Task details> Your task is to copy every line of the entries that contains "Percent".

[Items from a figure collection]
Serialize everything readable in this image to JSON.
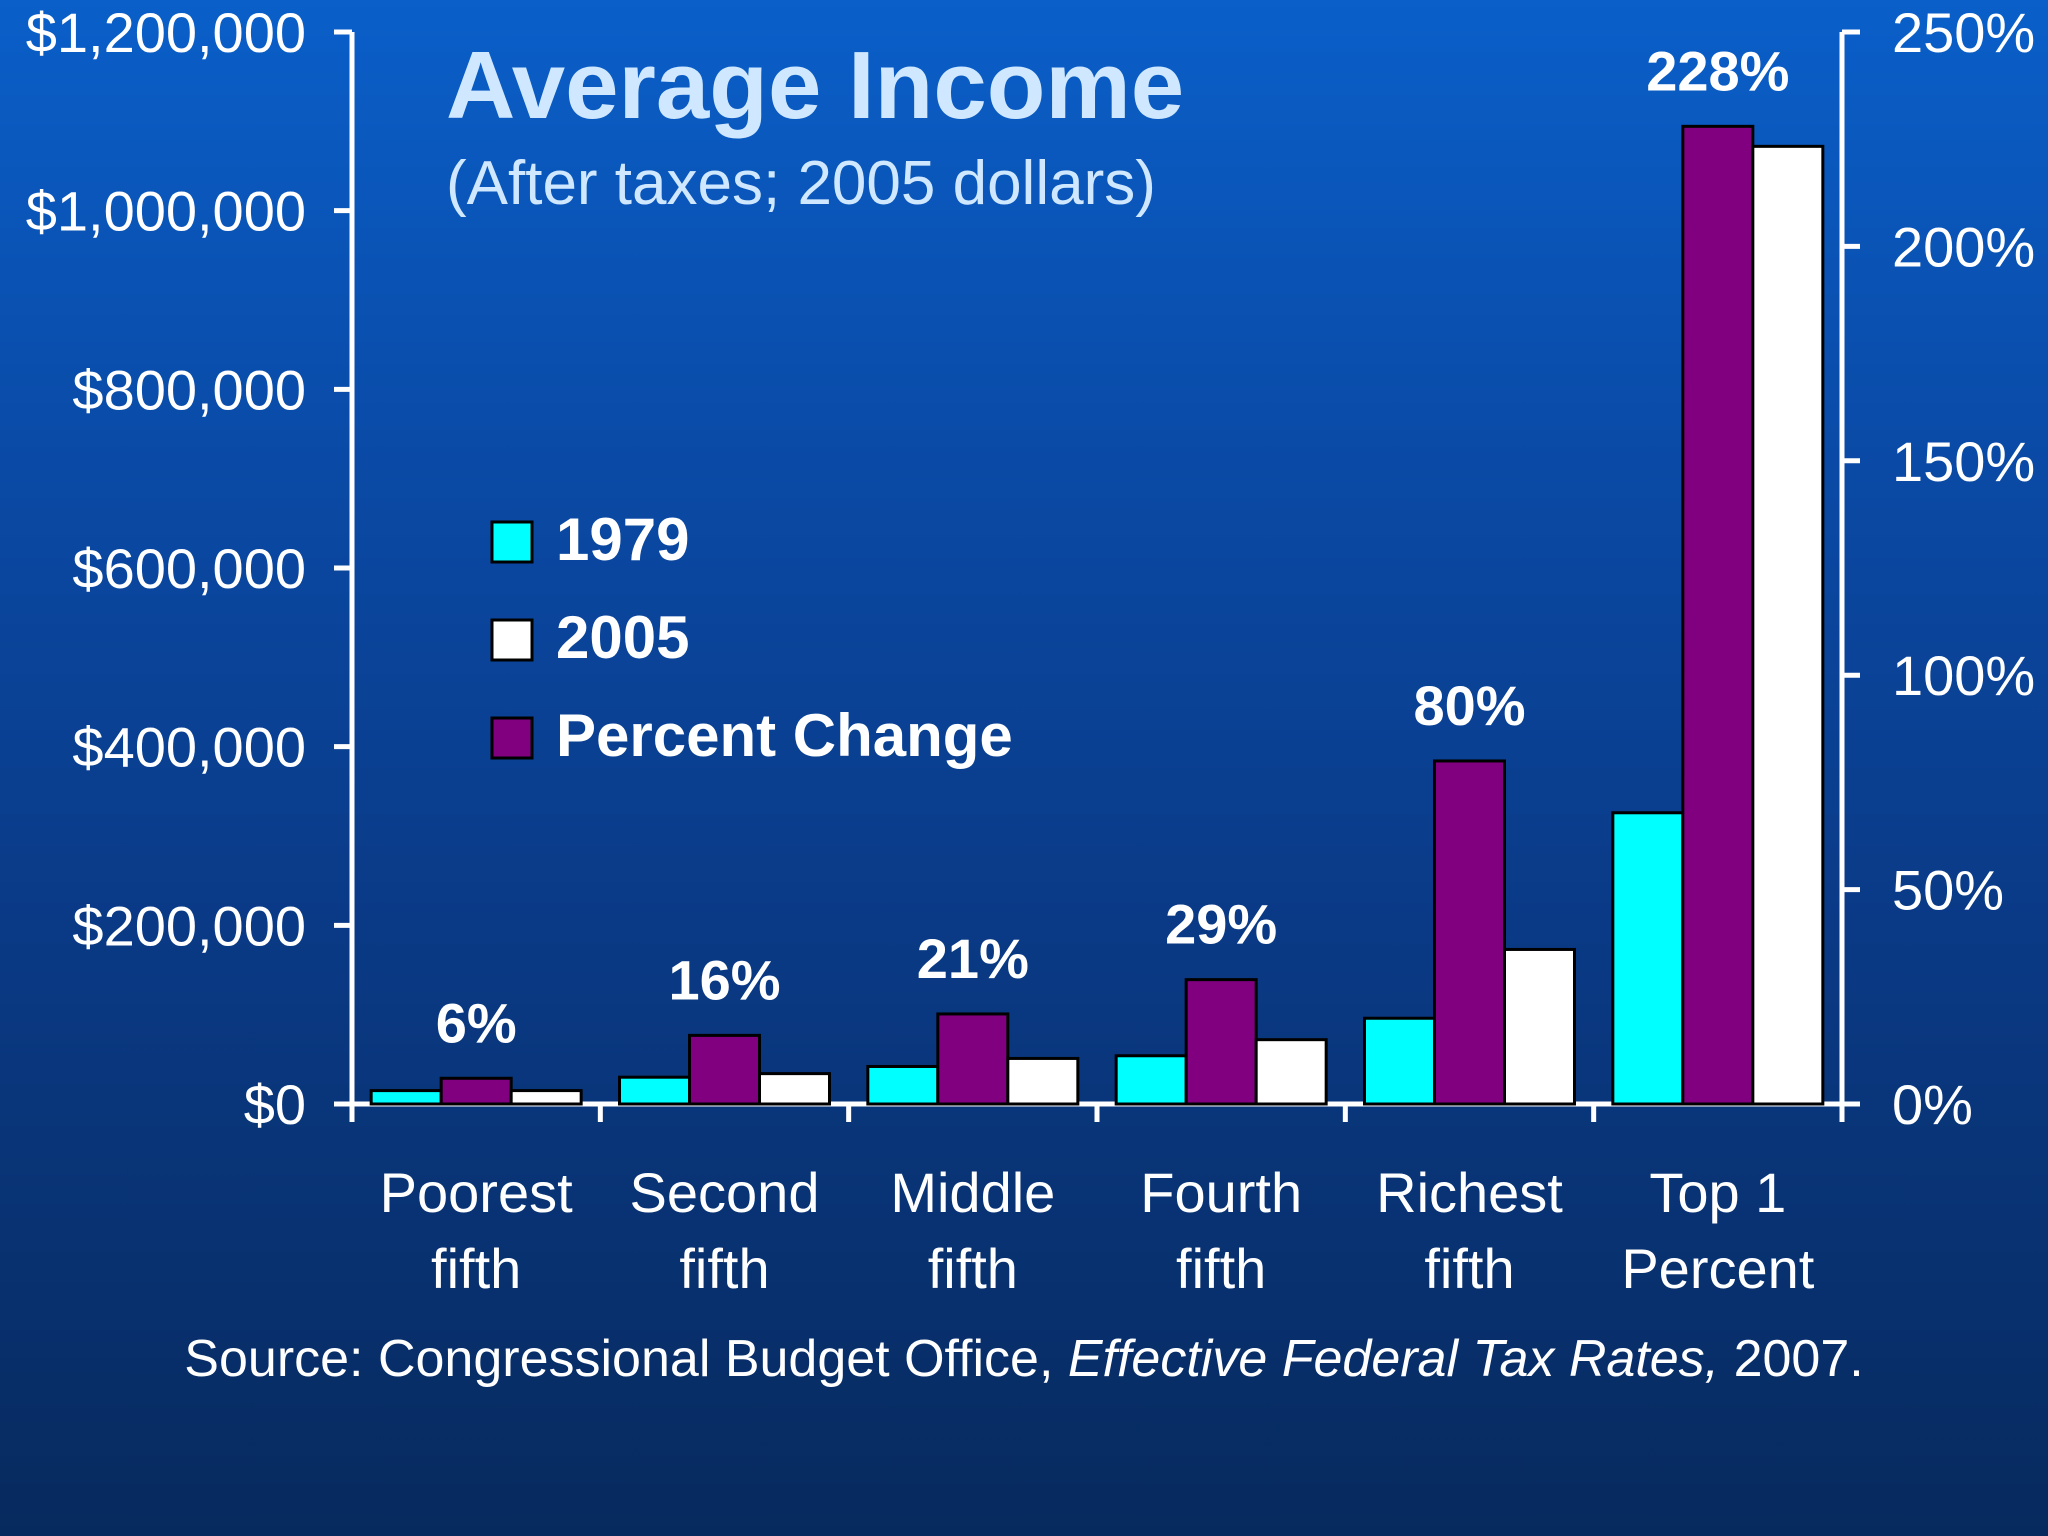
{
  "chart_data": {
    "type": "bar",
    "title": "Average Income",
    "subtitle": "(After taxes; 2005 dollars)",
    "categories": [
      [
        "Poorest",
        "fifth"
      ],
      [
        "Second",
        "fifth"
      ],
      [
        "Middle",
        "fifth"
      ],
      [
        "Fourth",
        "fifth"
      ],
      [
        "Richest",
        "fifth"
      ],
      [
        "Top 1",
        "Percent"
      ]
    ],
    "series": [
      {
        "name": "1979",
        "axis": "left",
        "values": [
          15000,
          30000,
          42000,
          54000,
          96000,
          326000
        ]
      },
      {
        "name": "Percent Change",
        "axis": "right",
        "values": [
          6,
          16,
          21,
          29,
          80,
          228
        ]
      },
      {
        "name": "2005",
        "axis": "left",
        "values": [
          15000,
          34000,
          51000,
          72000,
          173000,
          1072000
        ]
      }
    ],
    "data_labels": [
      "6%",
      "16%",
      "21%",
      "29%",
      "80%",
      "228%"
    ],
    "y_left": {
      "ylim": [
        0,
        1200000
      ],
      "ticks": [
        0,
        200000,
        400000,
        600000,
        800000,
        1000000,
        1200000
      ],
      "tick_labels": [
        "$0",
        "$200,000",
        "$400,000",
        "$600,000",
        "$800,000",
        "$1,000,000",
        "$1,200,000"
      ]
    },
    "y_right": {
      "ylim": [
        0,
        250
      ],
      "ticks": [
        0,
        50,
        100,
        150,
        200,
        250
      ],
      "tick_labels": [
        "0%",
        "50%",
        "100%",
        "150%",
        "200%",
        "250%"
      ]
    },
    "legend": {
      "placement": "upper-left",
      "entries": [
        "1979",
        "2005",
        "Percent Change"
      ]
    },
    "grid": false
  },
  "colors": {
    "1979": "#00ffff",
    "2005": "#ffffff",
    "Percent Change": "#800080",
    "title": "#cfe8ff",
    "text": "#ffffff"
  },
  "source": {
    "prefix": "Source: Congressional Budget Office, ",
    "italic": "Effective Federal Tax Rates,",
    "suffix": " 2007."
  }
}
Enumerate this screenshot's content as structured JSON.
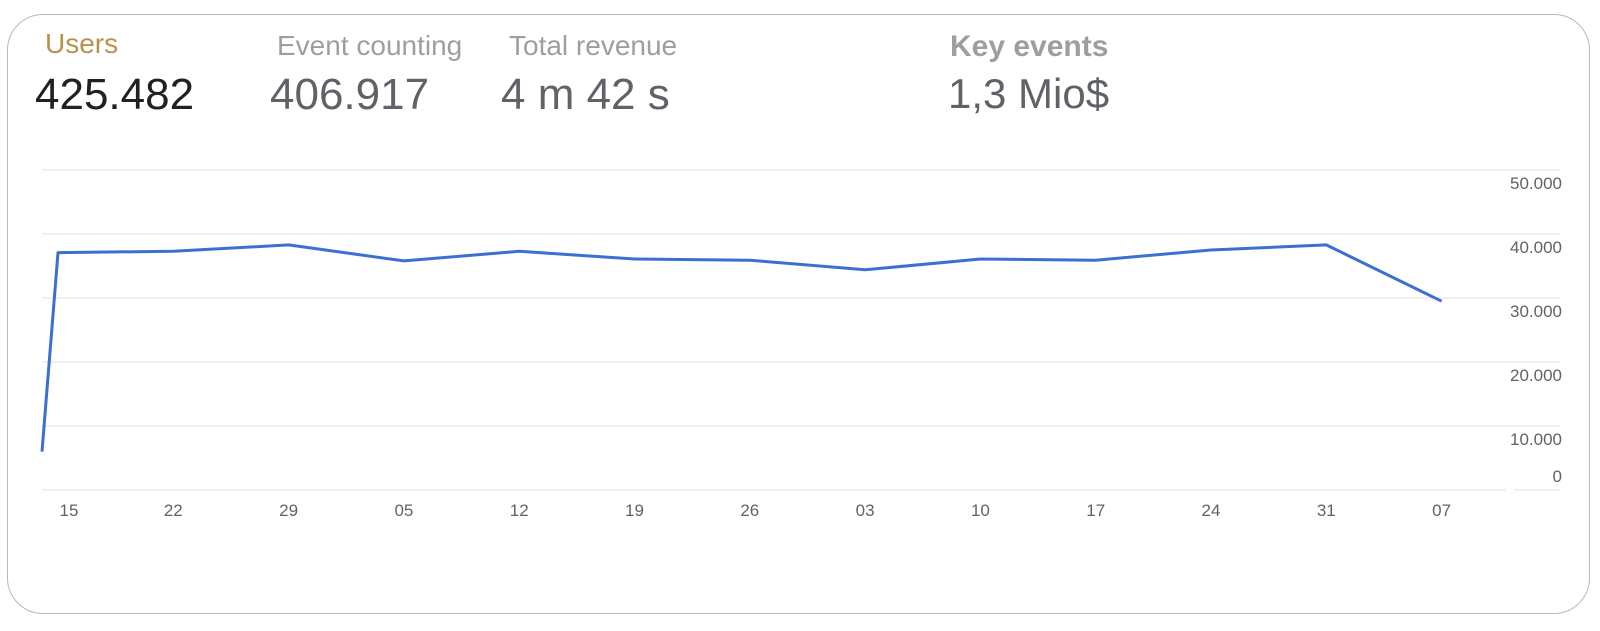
{
  "metrics": [
    {
      "id": "users",
      "label": "Users",
      "value": "425.482"
    },
    {
      "id": "events",
      "label": "Event counting",
      "value": "406.917"
    },
    {
      "id": "revenue",
      "label": "Total revenue",
      "value": "4 m 42 s"
    },
    {
      "id": "key",
      "label": "Key events",
      "value": "1,3 Mio$"
    }
  ],
  "colors": {
    "line": "#3b6fd1",
    "grid": "#e0e0e0",
    "active_label": "#b9924a"
  },
  "chart_data": {
    "type": "line",
    "x": [
      "",
      "15",
      "22",
      "29",
      "05",
      "12",
      "19",
      "26",
      "03",
      "10",
      "17",
      "24",
      "31",
      "07"
    ],
    "x_ticks": [
      "15",
      "22",
      "29",
      "05",
      "12",
      "19",
      "26",
      "03",
      "10",
      "17",
      "24",
      "31",
      "07"
    ],
    "y_ticks": [
      "0",
      "10.000",
      "20.000",
      "30.000",
      "40.000",
      "50.000"
    ],
    "series": [
      {
        "values": [
          6000,
          37100,
          37300,
          38300,
          35800,
          37300,
          36100,
          35900,
          34400,
          36100,
          35900,
          37500,
          38300,
          29500
        ]
      }
    ],
    "ylim": [
      0,
      50000
    ],
    "grid": true
  }
}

Output for this exercise>
        "Percent"
        "name": "Percent Change",
        "Percent Change"
    "Percent Change": "#800080",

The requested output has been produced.